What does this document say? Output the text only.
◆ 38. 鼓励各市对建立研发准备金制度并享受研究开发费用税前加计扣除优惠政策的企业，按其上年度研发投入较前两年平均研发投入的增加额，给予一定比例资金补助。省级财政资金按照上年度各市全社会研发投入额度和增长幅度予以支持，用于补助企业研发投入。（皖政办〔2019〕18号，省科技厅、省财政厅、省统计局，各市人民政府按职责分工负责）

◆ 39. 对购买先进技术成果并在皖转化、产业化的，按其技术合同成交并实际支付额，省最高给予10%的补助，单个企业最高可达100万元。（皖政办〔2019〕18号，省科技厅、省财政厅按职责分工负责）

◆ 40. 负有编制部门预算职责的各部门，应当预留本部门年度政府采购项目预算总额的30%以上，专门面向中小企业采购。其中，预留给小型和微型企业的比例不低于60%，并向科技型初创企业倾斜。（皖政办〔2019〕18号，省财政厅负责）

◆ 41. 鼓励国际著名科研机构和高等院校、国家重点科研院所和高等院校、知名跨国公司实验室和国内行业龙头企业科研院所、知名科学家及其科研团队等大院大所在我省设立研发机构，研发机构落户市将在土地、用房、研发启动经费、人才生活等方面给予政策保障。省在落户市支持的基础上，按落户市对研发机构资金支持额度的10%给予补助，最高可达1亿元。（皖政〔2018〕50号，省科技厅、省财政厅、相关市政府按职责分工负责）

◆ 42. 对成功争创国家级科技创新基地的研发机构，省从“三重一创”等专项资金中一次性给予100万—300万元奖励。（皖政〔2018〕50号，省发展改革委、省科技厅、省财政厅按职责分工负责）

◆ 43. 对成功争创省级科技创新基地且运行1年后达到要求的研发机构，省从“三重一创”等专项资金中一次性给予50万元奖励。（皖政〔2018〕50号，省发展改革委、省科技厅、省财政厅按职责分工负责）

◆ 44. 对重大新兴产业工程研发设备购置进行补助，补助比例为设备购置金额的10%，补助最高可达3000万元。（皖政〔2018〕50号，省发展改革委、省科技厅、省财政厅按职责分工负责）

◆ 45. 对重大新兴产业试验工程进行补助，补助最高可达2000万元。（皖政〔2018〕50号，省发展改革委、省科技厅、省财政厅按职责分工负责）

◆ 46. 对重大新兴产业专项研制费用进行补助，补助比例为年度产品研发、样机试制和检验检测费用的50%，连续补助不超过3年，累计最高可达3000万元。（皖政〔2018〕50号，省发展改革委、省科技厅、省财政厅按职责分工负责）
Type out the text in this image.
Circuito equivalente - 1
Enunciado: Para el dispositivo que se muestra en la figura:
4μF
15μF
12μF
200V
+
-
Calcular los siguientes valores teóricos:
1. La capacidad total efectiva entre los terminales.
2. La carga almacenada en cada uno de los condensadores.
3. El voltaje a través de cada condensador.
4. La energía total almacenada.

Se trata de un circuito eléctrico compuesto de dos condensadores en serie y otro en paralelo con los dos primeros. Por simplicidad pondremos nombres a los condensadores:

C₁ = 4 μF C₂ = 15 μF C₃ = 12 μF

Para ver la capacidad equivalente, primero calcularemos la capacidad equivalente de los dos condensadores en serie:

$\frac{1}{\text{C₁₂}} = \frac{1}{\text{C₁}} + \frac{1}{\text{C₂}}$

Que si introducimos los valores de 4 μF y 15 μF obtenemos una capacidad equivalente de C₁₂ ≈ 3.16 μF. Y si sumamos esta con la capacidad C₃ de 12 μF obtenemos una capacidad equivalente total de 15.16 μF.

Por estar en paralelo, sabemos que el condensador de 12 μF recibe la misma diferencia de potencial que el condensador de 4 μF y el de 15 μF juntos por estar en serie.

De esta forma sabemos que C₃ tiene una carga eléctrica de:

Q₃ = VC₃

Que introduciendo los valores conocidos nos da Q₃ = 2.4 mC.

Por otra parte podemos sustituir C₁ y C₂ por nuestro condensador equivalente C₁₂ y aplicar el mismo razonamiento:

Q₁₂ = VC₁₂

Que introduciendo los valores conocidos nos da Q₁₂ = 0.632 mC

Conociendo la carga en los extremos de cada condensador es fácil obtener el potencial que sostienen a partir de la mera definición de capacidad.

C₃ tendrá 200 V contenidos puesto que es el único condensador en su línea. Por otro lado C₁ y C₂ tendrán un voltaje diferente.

Do this
Find how many lines in the listing hold "introduciendo", and reply with that number only.

Answer to this exercise
2